* begin SUPPLIED DATA *
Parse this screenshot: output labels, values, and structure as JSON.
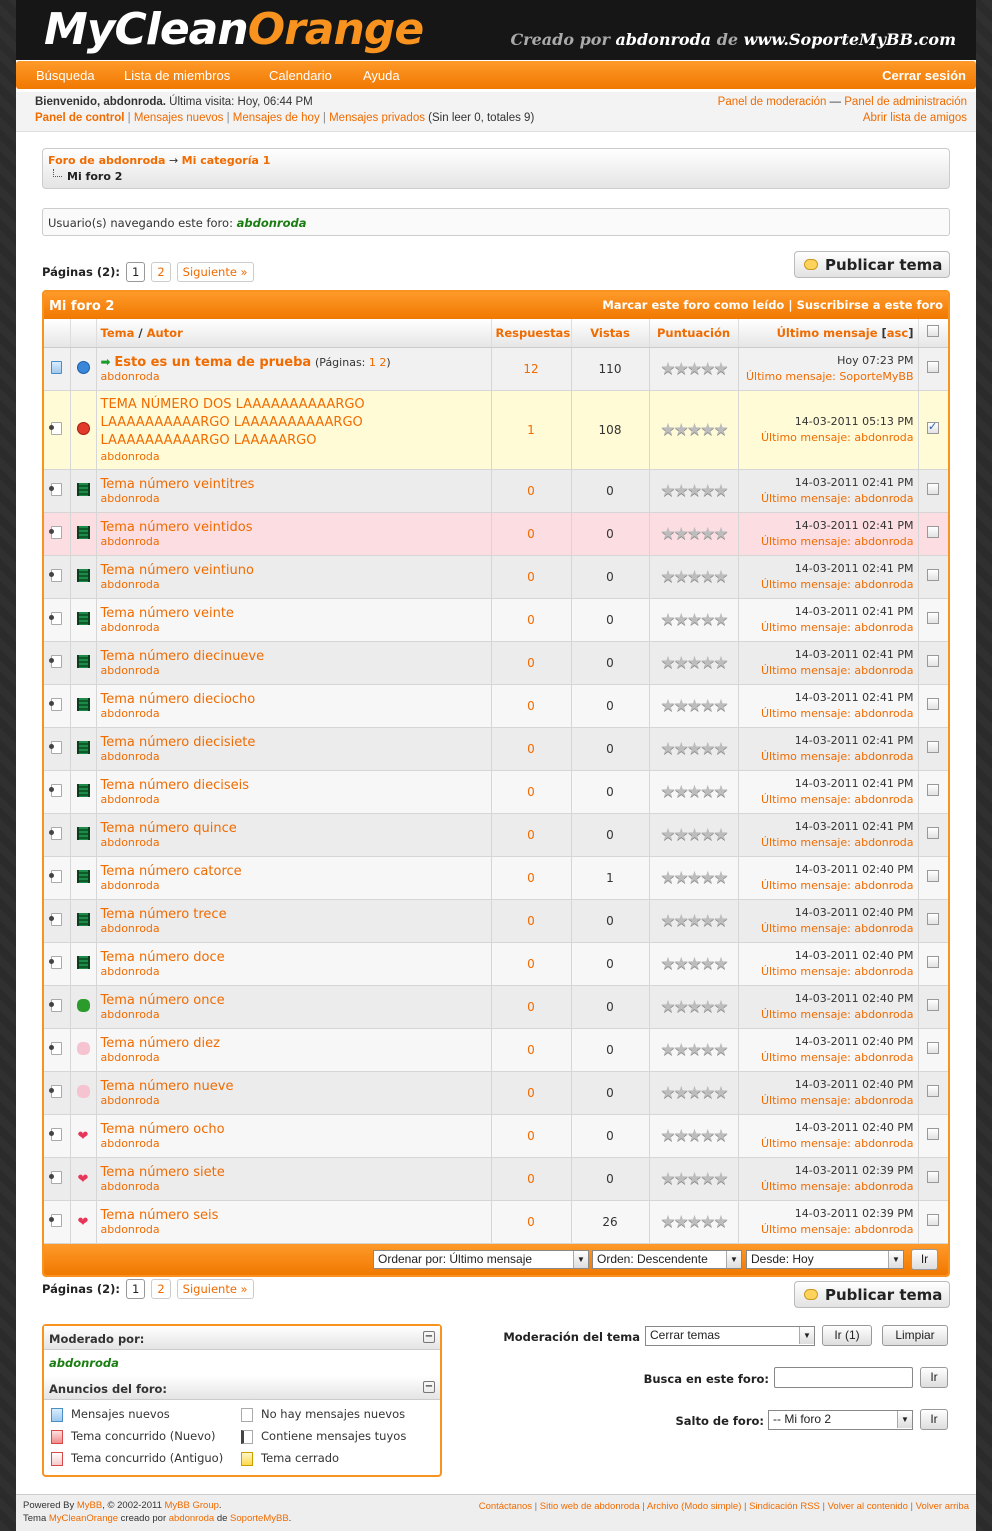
{
  "header": {
    "logo_white": "MyClean",
    "logo_orange": "Orange",
    "credit_pre": "Creado por ",
    "credit_user": "abdonroda",
    "credit_mid": " de ",
    "credit_site": "www.SoporteMyBB.com"
  },
  "nav": {
    "items": [
      "Búsqueda",
      "Lista de miembros",
      "Calendario",
      "Ayuda"
    ],
    "logout": "Cerrar sesión"
  },
  "welcome": {
    "greeting": "Bienvenido, abdonroda.",
    "last_visit": " Última visita: Hoy, 06:44 PM",
    "control_panel": "Panel de control",
    "new_posts": "Mensajes nuevos",
    "today_posts": "Mensajes de hoy",
    "pms": "Mensajes privados",
    "pm_counts": " (Sin leer 0, totales 9)",
    "mod_panel": "Panel de moderación",
    "dash": " — ",
    "admin_panel": "Panel de administración",
    "buddy_list": "Abrir lista de amigos"
  },
  "breadcrumb": {
    "forum": "Foro de abdonroda",
    "arrow": "→",
    "category": "Mi categoría 1",
    "current": "Mi foro 2"
  },
  "viewers": {
    "label": "Usuario(s) navegando este foro: ",
    "user": "abdonroda"
  },
  "pagination": {
    "label": "Páginas (2):",
    "pages": [
      "1",
      "2"
    ],
    "next": "Siguiente »"
  },
  "new_thread_label": "Publicar tema",
  "forum_table": {
    "title": "Mi foro 2",
    "mark_read": "Marcar este foro como leído",
    "pipe": " | ",
    "subscribe": "Suscribirse a este foro",
    "columns": {
      "thread": "Tema",
      "slash": " / ",
      "author": "Autor",
      "replies": "Respuestas",
      "views": "Vistas",
      "rating": "Puntuación",
      "lastpost": "Último mensaje",
      "asc": "asc"
    },
    "sticky": {
      "title": "Esto es un tema de prueba",
      "pages_label": "(Páginas: ",
      "pages": "1 2",
      "pages_close": ")",
      "author": "abdonroda",
      "replies": "12",
      "views": "110",
      "last_date": "Hoy 07:23 PM",
      "last_label": "Último mensaje: ",
      "last_user": "SoporteMyBB"
    },
    "selected": {
      "title": "TEMA NÚMERO DOS LAAAAAAAAAARGO LAAAAAAAAAARGO LAAAAAAAAAARGO LAAAAAAAAAARGO LAAAAARGO",
      "author": "abdonroda",
      "replies": "1",
      "views": "108",
      "last_date": "14-03-2011 05:13 PM",
      "last_label": "Último mensaje: ",
      "last_user": "abdonroda"
    },
    "threads": [
      {
        "title": "Tema número veintitres",
        "author": "abdonroda",
        "replies": "0",
        "views": "0",
        "date": "14-03-2011 02:41 PM",
        "last_user": "abdonroda",
        "icon": "film-icon"
      },
      {
        "title": "Tema número veintidos",
        "author": "abdonroda",
        "replies": "0",
        "views": "0",
        "date": "14-03-2011 02:41 PM",
        "last_user": "abdonroda",
        "icon": "film-icon"
      },
      {
        "title": "Tema número veintiuno",
        "author": "abdonroda",
        "replies": "0",
        "views": "0",
        "date": "14-03-2011 02:41 PM",
        "last_user": "abdonroda",
        "icon": "film-icon"
      },
      {
        "title": "Tema número veinte",
        "author": "abdonroda",
        "replies": "0",
        "views": "0",
        "date": "14-03-2011 02:41 PM",
        "last_user": "abdonroda",
        "icon": "film-icon"
      },
      {
        "title": "Tema número diecinueve",
        "author": "abdonroda",
        "replies": "0",
        "views": "0",
        "date": "14-03-2011 02:41 PM",
        "last_user": "abdonroda",
        "icon": "film-icon"
      },
      {
        "title": "Tema número dieciocho",
        "author": "abdonroda",
        "replies": "0",
        "views": "0",
        "date": "14-03-2011 02:41 PM",
        "last_user": "abdonroda",
        "icon": "film-icon"
      },
      {
        "title": "Tema número diecisiete",
        "author": "abdonroda",
        "replies": "0",
        "views": "0",
        "date": "14-03-2011 02:41 PM",
        "last_user": "abdonroda",
        "icon": "film-icon"
      },
      {
        "title": "Tema número dieciseis",
        "author": "abdonroda",
        "replies": "0",
        "views": "0",
        "date": "14-03-2011 02:41 PM",
        "last_user": "abdonroda",
        "icon": "film-icon"
      },
      {
        "title": "Tema número quince",
        "author": "abdonroda",
        "replies": "0",
        "views": "0",
        "date": "14-03-2011 02:41 PM",
        "last_user": "abdonroda",
        "icon": "film-icon"
      },
      {
        "title": "Tema número catorce",
        "author": "abdonroda",
        "replies": "0",
        "views": "1",
        "date": "14-03-2011 02:40 PM",
        "last_user": "abdonroda",
        "icon": "film-icon"
      },
      {
        "title": "Tema número trece",
        "author": "abdonroda",
        "replies": "0",
        "views": "0",
        "date": "14-03-2011 02:40 PM",
        "last_user": "abdonroda",
        "icon": "film-icon"
      },
      {
        "title": "Tema número doce",
        "author": "abdonroda",
        "replies": "0",
        "views": "0",
        "date": "14-03-2011 02:40 PM",
        "last_user": "abdonroda",
        "icon": "film-icon"
      },
      {
        "title": "Tema número once",
        "author": "abdonroda",
        "replies": "0",
        "views": "0",
        "date": "14-03-2011 02:40 PM",
        "last_user": "abdonroda",
        "icon": "bug-icon"
      },
      {
        "title": "Tema número diez",
        "author": "abdonroda",
        "replies": "0",
        "views": "0",
        "date": "14-03-2011 02:40 PM",
        "last_user": "abdonroda",
        "icon": "thumbs-up-icon"
      },
      {
        "title": "Tema número nueve",
        "author": "abdonroda",
        "replies": "0",
        "views": "0",
        "date": "14-03-2011 02:40 PM",
        "last_user": "abdonroda",
        "icon": "thumbs-down-icon"
      },
      {
        "title": "Tema número ocho",
        "author": "abdonroda",
        "replies": "0",
        "views": "0",
        "date": "14-03-2011 02:40 PM",
        "last_user": "abdonroda",
        "icon": "heart-icon"
      },
      {
        "title": "Tema número siete",
        "author": "abdonroda",
        "replies": "0",
        "views": "0",
        "date": "14-03-2011 02:39 PM",
        "last_user": "abdonroda",
        "icon": "heart-icon"
      },
      {
        "title": "Tema número seis",
        "author": "abdonroda",
        "replies": "0",
        "views": "26",
        "date": "14-03-2011 02:39 PM",
        "last_user": "abdonroda",
        "icon": "heart-icon"
      }
    ],
    "last_label": "Último mensaje: ",
    "sort_by": "Ordenar por: Último mensaje",
    "order": "Orden: Descendente",
    "since": "Desde: Hoy",
    "go": "Ir"
  },
  "moderated_by": {
    "label": "Moderado por:",
    "user": "abdonroda"
  },
  "announcements": {
    "label": "Anuncios del foro:"
  },
  "legend": [
    {
      "icon": "new-posts-icon",
      "label": "Mensajes nuevos",
      "cls": "new"
    },
    {
      "icon": "hot-new-icon",
      "label": "Tema concurrido (Nuevo)",
      "cls": "hot"
    },
    {
      "icon": "hot-old-icon",
      "label": "Tema concurrido (Antiguo)",
      "cls": "hotold"
    },
    {
      "icon": "no-new-posts-icon",
      "label": "No hay mensajes nuevos",
      "cls": ""
    },
    {
      "icon": "own-posts-icon",
      "label": "Contiene mensajes tuyos",
      "cls": ""
    },
    {
      "icon": "lock-icon",
      "label": "Tema cerrado",
      "cls": "lock"
    }
  ],
  "moderation": {
    "label": "Moderación del tema",
    "select": "Cerrar temas",
    "go": "Ir (1)",
    "clear": "Limpiar"
  },
  "search_forum": {
    "label": "Busca en este foro:",
    "go": "Ir"
  },
  "jump": {
    "label": "Salto de foro:",
    "select": "-- Mi foro 2",
    "go": "Ir"
  },
  "footer": {
    "powered": "Powered By ",
    "mybb": "MyBB",
    "copy": ", © 2002-2011 ",
    "group": "MyBB Group",
    "dot": ".",
    "theme_pre": "Tema ",
    "theme": "MyCleanOrange",
    "theme_mid": " creado por ",
    "author": "abdonroda",
    "de": " de ",
    "site": "SoporteMyBB",
    "links": [
      "Contáctanos",
      "Sitio web de abdonroda",
      "Archivo (Modo simple)",
      "Sindicación RSS",
      "Volver al contenido",
      "Volver arriba"
    ],
    "pipe": " | "
  },
  "colors": {
    "accent": "#f7931e",
    "link": "#f06b00",
    "moderator": "#1b7e12"
  }
}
* end SUPPLIED DATA *
§ GOAL
Return nothing except the number of lines that include the string "concurrido".

§ OUTPUT
2